Transcribe exactly the lines from the one containing "Read all visible" through the end of the data, both included. Leave out pictures.

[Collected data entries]
+--
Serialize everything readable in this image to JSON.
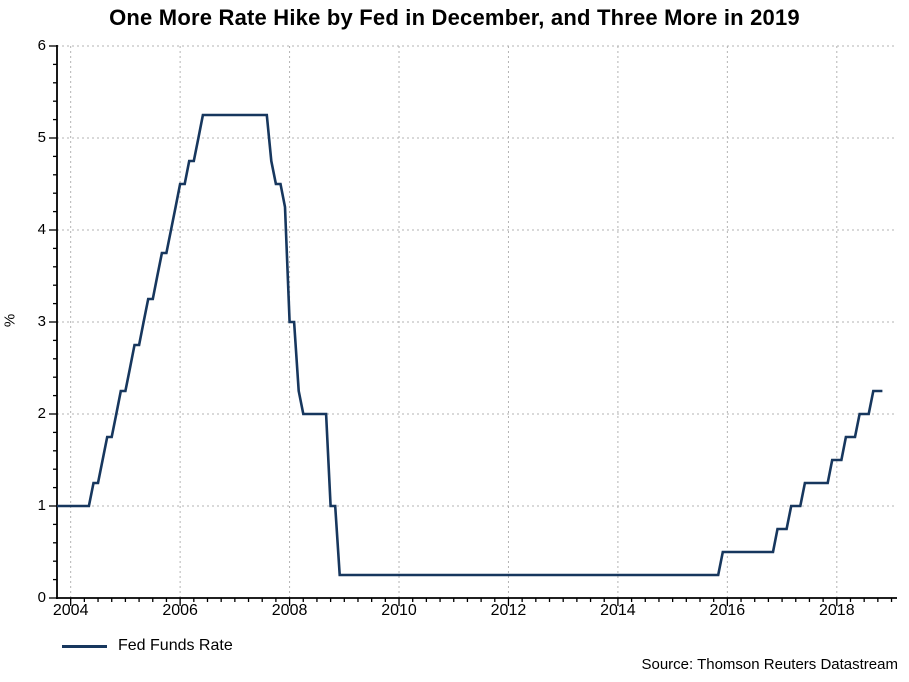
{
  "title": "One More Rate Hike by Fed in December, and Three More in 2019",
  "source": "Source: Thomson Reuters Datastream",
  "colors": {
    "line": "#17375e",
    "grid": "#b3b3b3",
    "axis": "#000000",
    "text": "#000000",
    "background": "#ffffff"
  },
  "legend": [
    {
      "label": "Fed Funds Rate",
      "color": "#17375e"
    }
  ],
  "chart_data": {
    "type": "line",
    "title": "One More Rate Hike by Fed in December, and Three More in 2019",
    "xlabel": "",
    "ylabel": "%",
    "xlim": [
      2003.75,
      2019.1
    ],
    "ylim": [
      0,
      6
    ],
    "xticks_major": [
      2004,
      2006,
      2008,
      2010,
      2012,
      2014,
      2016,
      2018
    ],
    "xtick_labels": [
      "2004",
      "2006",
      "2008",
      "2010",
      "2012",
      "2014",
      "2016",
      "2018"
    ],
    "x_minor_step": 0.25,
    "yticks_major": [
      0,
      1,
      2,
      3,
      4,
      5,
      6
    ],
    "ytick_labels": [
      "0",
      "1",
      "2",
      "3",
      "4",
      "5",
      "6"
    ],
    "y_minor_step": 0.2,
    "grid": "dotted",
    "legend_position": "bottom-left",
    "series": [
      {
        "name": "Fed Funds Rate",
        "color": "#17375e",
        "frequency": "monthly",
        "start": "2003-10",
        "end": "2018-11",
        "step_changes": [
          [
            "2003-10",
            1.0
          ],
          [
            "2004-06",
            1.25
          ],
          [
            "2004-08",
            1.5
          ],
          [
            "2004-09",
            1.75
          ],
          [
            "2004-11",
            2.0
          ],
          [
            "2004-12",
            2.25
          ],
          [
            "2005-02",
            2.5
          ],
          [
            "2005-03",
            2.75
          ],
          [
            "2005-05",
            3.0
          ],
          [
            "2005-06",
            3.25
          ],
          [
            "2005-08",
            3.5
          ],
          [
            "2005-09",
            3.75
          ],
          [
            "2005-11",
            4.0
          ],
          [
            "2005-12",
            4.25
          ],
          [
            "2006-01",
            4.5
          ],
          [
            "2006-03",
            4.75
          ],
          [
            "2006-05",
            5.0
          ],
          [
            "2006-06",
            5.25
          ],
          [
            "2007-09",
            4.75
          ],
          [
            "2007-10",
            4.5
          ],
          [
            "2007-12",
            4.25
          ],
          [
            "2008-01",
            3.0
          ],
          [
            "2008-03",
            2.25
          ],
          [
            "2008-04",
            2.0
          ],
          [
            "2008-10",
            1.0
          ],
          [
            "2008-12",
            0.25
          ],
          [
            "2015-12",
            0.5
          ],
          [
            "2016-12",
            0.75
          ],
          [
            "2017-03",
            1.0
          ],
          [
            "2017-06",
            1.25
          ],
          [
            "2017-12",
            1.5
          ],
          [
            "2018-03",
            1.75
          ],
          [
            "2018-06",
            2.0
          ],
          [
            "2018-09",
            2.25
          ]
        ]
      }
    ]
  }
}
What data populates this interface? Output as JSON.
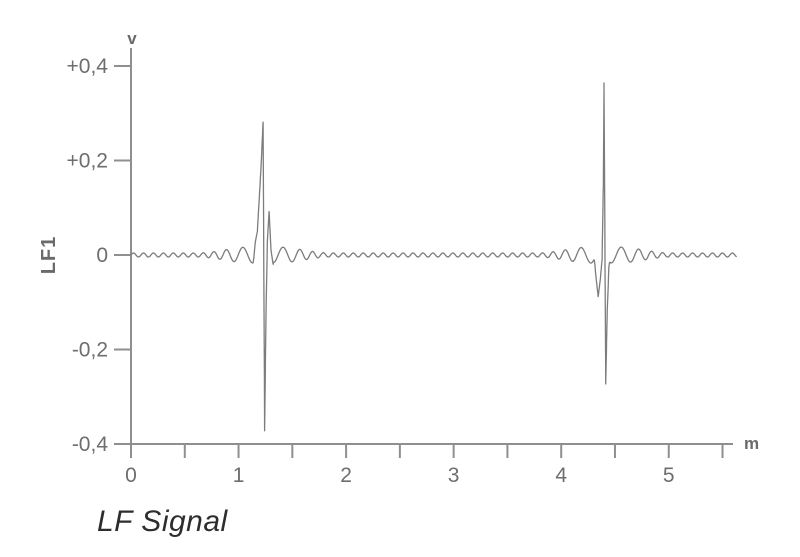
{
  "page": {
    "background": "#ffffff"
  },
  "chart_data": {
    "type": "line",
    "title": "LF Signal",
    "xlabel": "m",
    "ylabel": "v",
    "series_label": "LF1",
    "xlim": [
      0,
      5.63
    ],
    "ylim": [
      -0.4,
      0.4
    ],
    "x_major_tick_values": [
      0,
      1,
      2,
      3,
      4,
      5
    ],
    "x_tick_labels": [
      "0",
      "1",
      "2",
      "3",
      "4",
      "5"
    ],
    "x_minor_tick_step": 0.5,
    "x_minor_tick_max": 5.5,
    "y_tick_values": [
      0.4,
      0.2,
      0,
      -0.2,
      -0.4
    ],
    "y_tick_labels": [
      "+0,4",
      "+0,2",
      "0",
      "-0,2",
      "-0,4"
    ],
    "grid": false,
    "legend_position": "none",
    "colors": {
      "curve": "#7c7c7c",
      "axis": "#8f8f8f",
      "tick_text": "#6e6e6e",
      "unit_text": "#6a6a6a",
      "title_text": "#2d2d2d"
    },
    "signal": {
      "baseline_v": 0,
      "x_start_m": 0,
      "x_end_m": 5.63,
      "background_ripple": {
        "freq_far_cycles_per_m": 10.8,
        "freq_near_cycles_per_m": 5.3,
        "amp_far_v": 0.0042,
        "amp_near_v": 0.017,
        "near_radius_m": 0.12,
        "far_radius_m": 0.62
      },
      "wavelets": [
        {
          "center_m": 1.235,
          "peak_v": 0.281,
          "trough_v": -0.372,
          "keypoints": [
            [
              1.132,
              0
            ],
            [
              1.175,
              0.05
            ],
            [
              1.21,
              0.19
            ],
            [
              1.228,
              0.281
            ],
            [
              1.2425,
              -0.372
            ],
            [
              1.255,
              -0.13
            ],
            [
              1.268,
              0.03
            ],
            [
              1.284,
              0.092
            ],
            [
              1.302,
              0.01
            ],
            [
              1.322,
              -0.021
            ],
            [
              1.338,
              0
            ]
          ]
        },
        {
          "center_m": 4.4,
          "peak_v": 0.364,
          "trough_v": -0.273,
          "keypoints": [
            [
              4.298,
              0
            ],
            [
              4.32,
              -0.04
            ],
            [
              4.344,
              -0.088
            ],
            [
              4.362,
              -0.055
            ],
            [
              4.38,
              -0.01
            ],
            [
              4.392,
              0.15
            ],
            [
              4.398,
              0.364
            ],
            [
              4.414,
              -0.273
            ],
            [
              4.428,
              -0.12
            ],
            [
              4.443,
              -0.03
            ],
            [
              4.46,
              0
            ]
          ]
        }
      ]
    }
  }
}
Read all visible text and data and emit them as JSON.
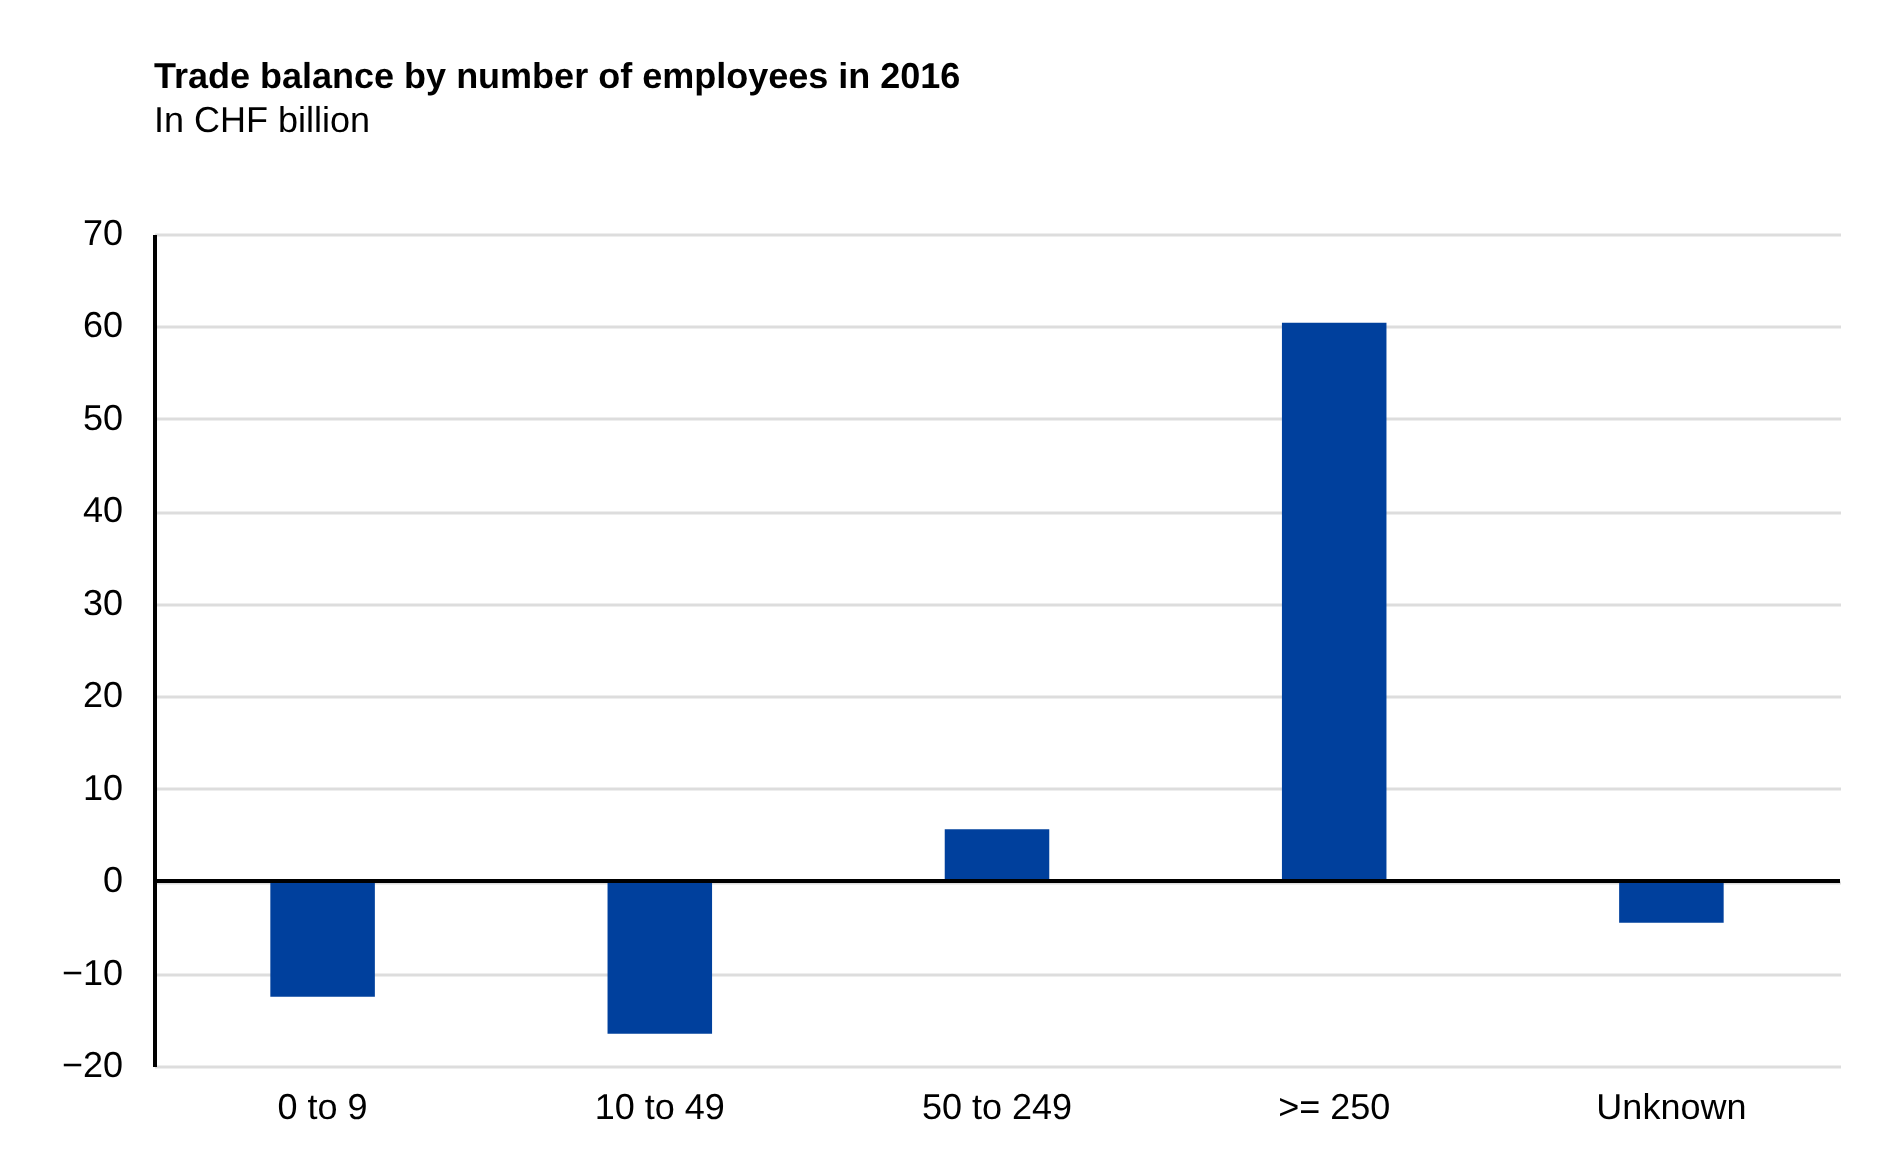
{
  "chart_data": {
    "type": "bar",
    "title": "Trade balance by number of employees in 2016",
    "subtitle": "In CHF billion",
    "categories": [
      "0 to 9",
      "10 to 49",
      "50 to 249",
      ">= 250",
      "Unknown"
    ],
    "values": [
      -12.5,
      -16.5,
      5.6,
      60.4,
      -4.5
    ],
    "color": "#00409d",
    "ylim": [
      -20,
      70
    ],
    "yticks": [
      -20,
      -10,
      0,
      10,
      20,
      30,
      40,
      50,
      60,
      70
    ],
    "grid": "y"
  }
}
+--
**Output for this task:**
Read all visible text and data and emit them as JSON.
{
  "chart_data": {
    "type": "bar",
    "title": "Trade balance by number of employees in 2016",
    "subtitle": "In CHF billion",
    "categories": [
      "0 to 9",
      "10 to 49",
      "50 to 249",
      ">= 250",
      "Unknown"
    ],
    "values": [
      -12.5,
      -16.5,
      5.6,
      60.4,
      -4.5
    ],
    "color": "#00409d",
    "ylim": [
      -20,
      70
    ],
    "yticks": [
      -20,
      -10,
      0,
      10,
      20,
      30,
      40,
      50,
      60,
      70
    ],
    "grid": "y"
  }
}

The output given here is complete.